• [GOAL] Output every entry exactly as written, but omit the pictures.

• [INFORMATION SUPPLIED]
start
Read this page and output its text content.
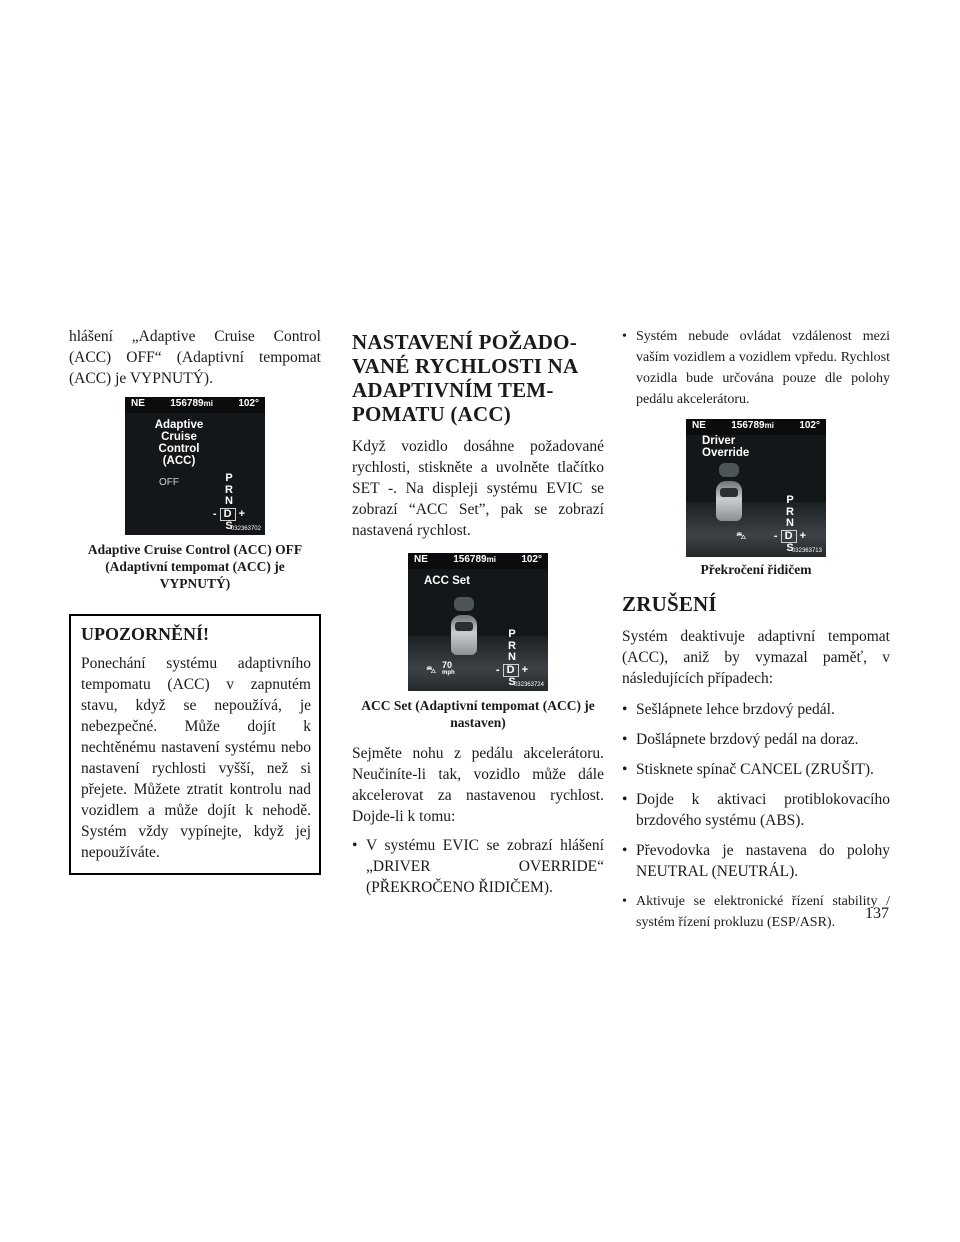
hlášení „Adaptive Cruise Control (ACC) OFF“ (Adaptivní tempomat (ACC) je VYPNUTÝ).

NE	156789mi	102°
Adaptive
Cruise
Control
(ACC)
OFF	P
R
N
- D +
S
032363702
Adaptive Cruise Control (ACC) OFF
(Adaptivní tempomat (ACC) je
VYPNUTÝ)
UPOZORNĚNÍ!

Ponechání systému adaptivního tempomatu (ACC) v zapnutém stavu, když se nepoužívá, je nebezpečné. Může dojít k nechtěnému nastavení systému nebo nastavení rychlosti vyšší, než si přejete. Můžete ztratit kontrolu nad vozidlem a může dojít k nehodě. Systém vždy vypínejte, když jej nepoužíváte.

NASTAVENÍ POŽADO-
VANÉ RYCHLOSTI NA
ADAPTIVNÍM TEM-
POMATU (ACC)

Když vozidlo dosáhne požadované rychlosti, stiskněte a uvolněte tlačítko SET -. Na displeji systému EVIC se zobrazí “ACC Set”, pak se zobrazí nastavená rychlost.

NE	156789mi	102°
ACC Set
⛍ 70
mph
P
R
N
- D +
S
032363724
ACC Set (Adaptivní tempomat (ACC) je
nastaven)

Sejměte nohu z pedálu akcelerátoru. Neučiníte-li tak, vozidlo může dále akcelerovat za nastavenou rychlost. Dojde-li k tomu:

• V systému EVIC se zobrazí hlášení „DRIVER OVERRIDE“ (PŘEKROČENO ŘIDIČEM).
• Systém nebude ovládat vzdálenost mezi vaším vozidlem a vozidlem vpředu. Rychlost vozidla bude určována pouze dle polohy pedálu akcelerátoru.
NE	156789mi	102°
Driver
Override
⛍
P
R
N
- D +
S
032363713
Překročení řidičem
ZRUŠENÍ

Systém deaktivuje adaptivní tempomat (ACC), aniž by vymazal paměť, v následujících případech:

• Sešlápnete lehce brzdový pedál.
• Došlápnete brzdový pedál na doraz.
• Stisknete spínač CANCEL (ZRUŠIT).
• Dojde k aktivaci protiblokovacího brzdového systému (ABS).
• Převodovka je nastavena do polohy NEUTRAL (NEUTRÁL).
• Aktivuje se elektronické řízení stability / systém řízení prokluzu (ESP/ASR).
137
end
• [THE RESULT]
Read this page and output its text content.
hlášení „Adaptive Cruise Control (ACC) OFF“ (Adaptivní tempomat (ACC) je VYPNUTÝ).

NE	156789mi	102°
Adaptive
Cruise
Control
(ACC)
OFF	P
R
N
- D +
S
032363702
Adaptive Cruise Control (ACC) OFF
(Adaptivní tempomat (ACC) je
VYPNUTÝ)
UPOZORNĚNÍ!

Ponechání systému adaptivního tempomatu (ACC) v zapnutém stavu, když se nepoužívá, je nebezpečné. Může dojít k nechtěnému nastavení systému nebo nastavení rychlosti vyšší, než si přejete. Můžete ztratit kontrolu nad vozidlem a může dojít k nehodě. Systém vždy vypínejte, když jej nepoužíváte.

NASTAVENÍ POŽADO-
VANÉ RYCHLOSTI NA
ADAPTIVNÍM TEM-
POMATU (ACC)

Když vozidlo dosáhne požadované rychlosti, stiskněte a uvolněte tlačítko SET -. Na displeji systému EVIC se zobrazí “ACC Set”, pak se zobrazí nastavená rychlost.

NE	156789mi	102°
ACC Set
⛍ 70
mph
P
R
N
- D +
S
032363724
ACC Set (Adaptivní tempomat (ACC) je
nastaven)

Sejměte nohu z pedálu akcelerátoru. Neučiníte-li tak, vozidlo může dále akcelerovat za nastavenou rychlost. Dojde-li k tomu:

• V systému EVIC se zobrazí hlášení „DRIVER OVERRIDE“ (PŘEKROČENO ŘIDIČEM).
• Systém nebude ovládat vzdálenost mezi vaším vozidlem a vozidlem vpředu. Rychlost vozidla bude určována pouze dle polohy pedálu akcelerátoru.
NE	156789mi	102°
Driver
Override
⛍
P
R
N
- D +
S
032363713
Překročení řidičem
ZRUŠENÍ

Systém deaktivuje adaptivní tempomat (ACC), aniž by vymazal paměť, v následujících případech:

• Sešlápnete lehce brzdový pedál.
• Došlápnete brzdový pedál na doraz.
• Stisknete spínač CANCEL (ZRUŠIT).
• Dojde k aktivaci protiblokovacího brzdového systému (ABS).
• Převodovka je nastavena do polohy NEUTRAL (NEUTRÁL).
• Aktivuje se elektronické řízení stability / systém řízení prokluzu (ESP/ASR).
137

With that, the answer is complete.